Filter the listing and keep only the lines with the word "Launch".

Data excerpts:
====================
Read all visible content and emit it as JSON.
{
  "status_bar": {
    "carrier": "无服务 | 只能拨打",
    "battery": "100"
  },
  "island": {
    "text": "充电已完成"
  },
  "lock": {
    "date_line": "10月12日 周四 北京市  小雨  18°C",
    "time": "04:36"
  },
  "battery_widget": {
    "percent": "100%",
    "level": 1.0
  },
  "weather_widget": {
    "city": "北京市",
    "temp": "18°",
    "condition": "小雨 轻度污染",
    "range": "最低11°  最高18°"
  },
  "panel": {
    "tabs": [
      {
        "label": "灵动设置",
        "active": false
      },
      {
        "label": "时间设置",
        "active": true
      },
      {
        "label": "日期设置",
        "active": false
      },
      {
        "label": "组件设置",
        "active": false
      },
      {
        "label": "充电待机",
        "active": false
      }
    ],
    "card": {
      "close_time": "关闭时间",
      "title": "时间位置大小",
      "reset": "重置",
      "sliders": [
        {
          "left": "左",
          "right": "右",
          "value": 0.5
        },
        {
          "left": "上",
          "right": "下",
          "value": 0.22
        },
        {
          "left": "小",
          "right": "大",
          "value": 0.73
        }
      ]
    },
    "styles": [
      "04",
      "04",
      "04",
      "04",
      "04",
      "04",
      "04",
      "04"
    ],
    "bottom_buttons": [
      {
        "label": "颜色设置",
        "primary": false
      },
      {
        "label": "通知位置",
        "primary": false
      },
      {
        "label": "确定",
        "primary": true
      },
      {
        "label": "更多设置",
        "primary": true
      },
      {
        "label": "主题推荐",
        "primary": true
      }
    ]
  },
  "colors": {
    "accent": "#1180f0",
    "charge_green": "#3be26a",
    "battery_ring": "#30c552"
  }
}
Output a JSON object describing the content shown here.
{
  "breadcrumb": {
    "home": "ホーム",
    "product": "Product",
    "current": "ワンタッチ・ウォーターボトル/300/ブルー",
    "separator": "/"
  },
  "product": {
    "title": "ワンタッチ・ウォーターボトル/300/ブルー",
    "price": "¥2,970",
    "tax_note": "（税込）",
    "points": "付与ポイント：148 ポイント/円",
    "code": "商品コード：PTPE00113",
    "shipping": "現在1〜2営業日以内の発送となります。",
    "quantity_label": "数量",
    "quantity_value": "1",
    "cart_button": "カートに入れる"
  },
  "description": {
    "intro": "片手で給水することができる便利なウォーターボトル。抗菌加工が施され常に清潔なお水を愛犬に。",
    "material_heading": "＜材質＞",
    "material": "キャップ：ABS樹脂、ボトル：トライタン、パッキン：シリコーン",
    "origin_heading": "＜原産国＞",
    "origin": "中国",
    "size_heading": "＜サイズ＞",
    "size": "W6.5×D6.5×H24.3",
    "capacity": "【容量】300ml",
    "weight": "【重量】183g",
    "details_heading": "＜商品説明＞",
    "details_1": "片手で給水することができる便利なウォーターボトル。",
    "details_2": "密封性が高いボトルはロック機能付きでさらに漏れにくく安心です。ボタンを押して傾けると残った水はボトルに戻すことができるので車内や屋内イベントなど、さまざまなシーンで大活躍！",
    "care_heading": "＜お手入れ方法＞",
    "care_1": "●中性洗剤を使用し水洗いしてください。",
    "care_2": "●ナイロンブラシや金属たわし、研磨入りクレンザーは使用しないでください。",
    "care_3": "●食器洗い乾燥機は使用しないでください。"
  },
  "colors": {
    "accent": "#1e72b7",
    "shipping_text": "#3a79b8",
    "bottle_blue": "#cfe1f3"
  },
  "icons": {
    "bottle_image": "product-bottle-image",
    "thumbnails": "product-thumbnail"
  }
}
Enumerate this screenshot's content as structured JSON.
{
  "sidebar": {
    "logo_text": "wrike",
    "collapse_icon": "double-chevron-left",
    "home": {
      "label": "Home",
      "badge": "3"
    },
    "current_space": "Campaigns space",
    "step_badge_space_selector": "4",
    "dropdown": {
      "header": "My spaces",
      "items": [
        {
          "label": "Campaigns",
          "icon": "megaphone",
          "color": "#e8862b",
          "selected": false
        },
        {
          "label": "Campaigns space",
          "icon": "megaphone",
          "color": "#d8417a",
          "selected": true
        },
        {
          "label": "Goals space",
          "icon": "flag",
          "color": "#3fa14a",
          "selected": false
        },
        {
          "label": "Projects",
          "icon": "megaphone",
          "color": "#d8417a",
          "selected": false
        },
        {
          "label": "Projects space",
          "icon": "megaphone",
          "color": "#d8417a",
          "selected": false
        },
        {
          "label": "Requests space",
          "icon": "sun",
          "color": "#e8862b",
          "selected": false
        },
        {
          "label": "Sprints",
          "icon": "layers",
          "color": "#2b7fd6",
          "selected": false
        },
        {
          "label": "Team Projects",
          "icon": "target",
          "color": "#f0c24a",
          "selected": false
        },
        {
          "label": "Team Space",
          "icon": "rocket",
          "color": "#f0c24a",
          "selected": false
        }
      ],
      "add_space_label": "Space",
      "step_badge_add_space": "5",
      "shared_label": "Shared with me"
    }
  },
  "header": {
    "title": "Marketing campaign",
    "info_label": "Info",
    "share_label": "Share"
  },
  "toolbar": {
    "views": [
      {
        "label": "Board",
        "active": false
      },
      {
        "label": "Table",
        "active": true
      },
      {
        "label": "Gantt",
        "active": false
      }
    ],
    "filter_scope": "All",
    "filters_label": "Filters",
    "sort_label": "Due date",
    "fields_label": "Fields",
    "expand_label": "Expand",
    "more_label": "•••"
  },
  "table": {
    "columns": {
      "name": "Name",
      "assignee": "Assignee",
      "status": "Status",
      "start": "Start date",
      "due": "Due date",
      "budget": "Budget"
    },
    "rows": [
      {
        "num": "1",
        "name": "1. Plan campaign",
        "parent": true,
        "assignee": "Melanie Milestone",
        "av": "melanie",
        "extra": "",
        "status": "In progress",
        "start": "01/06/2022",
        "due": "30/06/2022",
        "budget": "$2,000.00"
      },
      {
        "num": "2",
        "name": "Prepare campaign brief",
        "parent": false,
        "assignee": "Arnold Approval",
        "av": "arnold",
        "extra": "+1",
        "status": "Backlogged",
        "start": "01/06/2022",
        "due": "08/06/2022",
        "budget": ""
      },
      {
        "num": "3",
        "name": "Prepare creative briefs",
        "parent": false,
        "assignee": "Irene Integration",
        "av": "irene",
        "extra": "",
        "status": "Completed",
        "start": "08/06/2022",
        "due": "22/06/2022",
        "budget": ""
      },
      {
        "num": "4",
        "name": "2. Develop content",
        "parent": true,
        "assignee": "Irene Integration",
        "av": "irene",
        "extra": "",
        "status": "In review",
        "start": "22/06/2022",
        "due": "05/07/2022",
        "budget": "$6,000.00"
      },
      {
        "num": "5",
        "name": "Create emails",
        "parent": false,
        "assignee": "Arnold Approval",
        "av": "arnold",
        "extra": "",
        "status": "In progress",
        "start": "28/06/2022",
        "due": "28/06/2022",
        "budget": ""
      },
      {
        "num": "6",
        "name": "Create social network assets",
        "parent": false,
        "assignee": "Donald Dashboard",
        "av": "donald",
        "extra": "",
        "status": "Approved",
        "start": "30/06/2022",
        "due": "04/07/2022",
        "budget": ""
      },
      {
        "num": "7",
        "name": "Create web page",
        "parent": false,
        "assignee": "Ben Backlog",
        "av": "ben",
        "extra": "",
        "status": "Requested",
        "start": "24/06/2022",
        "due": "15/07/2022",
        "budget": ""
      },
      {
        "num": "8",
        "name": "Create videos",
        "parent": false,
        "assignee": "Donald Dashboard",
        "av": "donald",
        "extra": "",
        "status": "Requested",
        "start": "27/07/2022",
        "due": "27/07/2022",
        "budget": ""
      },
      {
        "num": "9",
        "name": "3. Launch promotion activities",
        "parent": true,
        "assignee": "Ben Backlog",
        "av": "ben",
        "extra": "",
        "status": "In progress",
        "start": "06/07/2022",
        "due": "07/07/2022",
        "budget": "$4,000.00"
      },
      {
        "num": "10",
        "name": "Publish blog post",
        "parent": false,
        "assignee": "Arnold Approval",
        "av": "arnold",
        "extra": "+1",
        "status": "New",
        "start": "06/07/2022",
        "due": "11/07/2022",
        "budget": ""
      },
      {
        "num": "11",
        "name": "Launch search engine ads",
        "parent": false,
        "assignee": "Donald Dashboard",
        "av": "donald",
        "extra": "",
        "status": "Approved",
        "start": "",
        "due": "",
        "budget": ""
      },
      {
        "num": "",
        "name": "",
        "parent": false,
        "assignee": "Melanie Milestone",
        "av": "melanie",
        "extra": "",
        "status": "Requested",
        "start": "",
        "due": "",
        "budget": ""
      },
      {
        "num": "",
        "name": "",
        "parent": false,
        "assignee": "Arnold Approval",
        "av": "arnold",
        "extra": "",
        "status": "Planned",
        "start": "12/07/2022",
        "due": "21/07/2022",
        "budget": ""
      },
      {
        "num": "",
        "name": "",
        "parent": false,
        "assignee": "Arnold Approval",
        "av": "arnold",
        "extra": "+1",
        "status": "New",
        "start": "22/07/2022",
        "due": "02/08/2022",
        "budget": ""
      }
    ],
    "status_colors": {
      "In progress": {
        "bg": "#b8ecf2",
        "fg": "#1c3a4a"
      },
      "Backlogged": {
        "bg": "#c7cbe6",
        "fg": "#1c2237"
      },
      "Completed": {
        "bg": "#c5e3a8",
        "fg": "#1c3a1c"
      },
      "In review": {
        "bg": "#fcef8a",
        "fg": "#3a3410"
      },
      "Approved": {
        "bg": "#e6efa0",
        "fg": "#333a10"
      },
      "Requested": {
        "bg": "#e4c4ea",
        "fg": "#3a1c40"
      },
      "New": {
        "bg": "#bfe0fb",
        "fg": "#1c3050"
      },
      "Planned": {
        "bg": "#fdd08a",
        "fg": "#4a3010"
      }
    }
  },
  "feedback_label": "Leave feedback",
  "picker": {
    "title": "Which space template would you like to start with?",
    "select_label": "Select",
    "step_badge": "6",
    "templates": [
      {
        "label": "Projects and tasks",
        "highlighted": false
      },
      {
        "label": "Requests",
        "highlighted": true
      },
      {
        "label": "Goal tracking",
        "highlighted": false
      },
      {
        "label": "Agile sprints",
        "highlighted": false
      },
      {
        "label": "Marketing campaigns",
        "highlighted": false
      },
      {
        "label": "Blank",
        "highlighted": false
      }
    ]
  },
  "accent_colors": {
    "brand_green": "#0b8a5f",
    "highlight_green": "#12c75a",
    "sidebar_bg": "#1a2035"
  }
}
====================
## RESPONSE TO THE TASK
        "name": "3. Launch promotion activities",
        "name": "Launch search engine ads",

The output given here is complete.